Instruction: Lines that include the word "Sonstige" are the ones to copy.

The data:
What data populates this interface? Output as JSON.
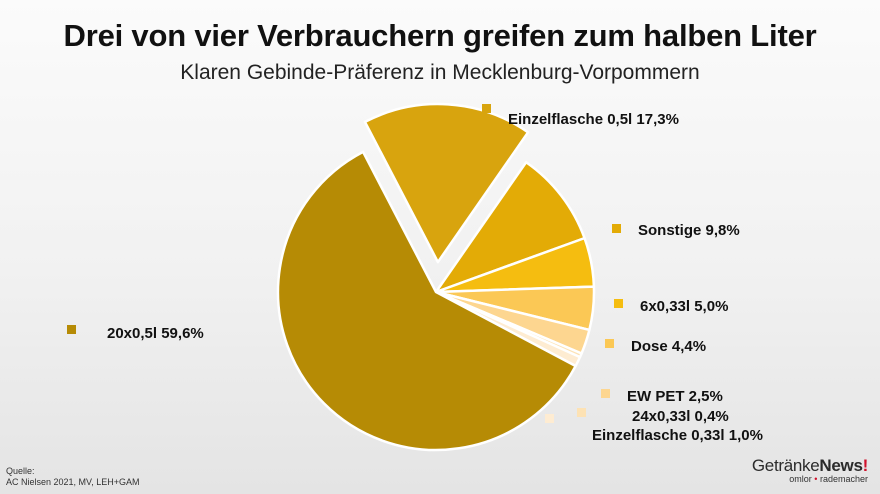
{
  "header": {
    "title": "Drei von vier Verbrauchern greifen zum halben Liter",
    "subtitle": "Klaren Gebinde-Präferenz in Mecklenburg-Vorpommern"
  },
  "source": {
    "label": "Quelle:",
    "text": "AC Nielsen 2021, MV, LEH+GAM"
  },
  "logo": {
    "brand_part1": "Getränke",
    "brand_part2": "News",
    "brand_mark": "!",
    "sub_part1": "omlor",
    "sub_dot": "•",
    "sub_part2": "rademacher",
    "accent_color": "#d0112b"
  },
  "chart_data": {
    "type": "pie",
    "title": "Drei von vier Verbrauchern greifen zum halben Liter",
    "subtitle": "Klaren Gebinde-Präferenz in Mecklenburg-Vorpommern",
    "exploded": [
      "Einzelflasche 0,5l"
    ],
    "slices": [
      {
        "label": "Einzelflasche 0,5l",
        "display": "Einzelflasche 0,5l 17,3%",
        "value": 17.3,
        "color": "#d8a40e"
      },
      {
        "label": "Sonstige",
        "display": "Sonstige 9,8%",
        "value": 9.8,
        "color": "#e3ab06"
      },
      {
        "label": "6x0,33l",
        "display": "6x0,33l 5,0%",
        "value": 5.0,
        "color": "#f5bd10"
      },
      {
        "label": "Dose",
        "display": "Dose 4,4%",
        "value": 4.4,
        "color": "#fbc855"
      },
      {
        "label": "EW PET",
        "display": "EW PET 2,5%",
        "value": 2.5,
        "color": "#fdd690"
      },
      {
        "label": "24x0,33l",
        "display": "24x0,33l 0,4%",
        "value": 0.4,
        "color": "#fde2b4"
      },
      {
        "label": "Einzelflasche 0,33l",
        "display": "Einzelflasche 0,33l 1,0%",
        "value": 1.0,
        "color": "#feecd2"
      },
      {
        "label": "20x0,5l",
        "display": "20x0,5l  59,6%",
        "value": 59.6,
        "color": "#b68b05"
      }
    ]
  }
}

Output:
        "label": "Sonstige",
        "display": "Sonstige 9,8%",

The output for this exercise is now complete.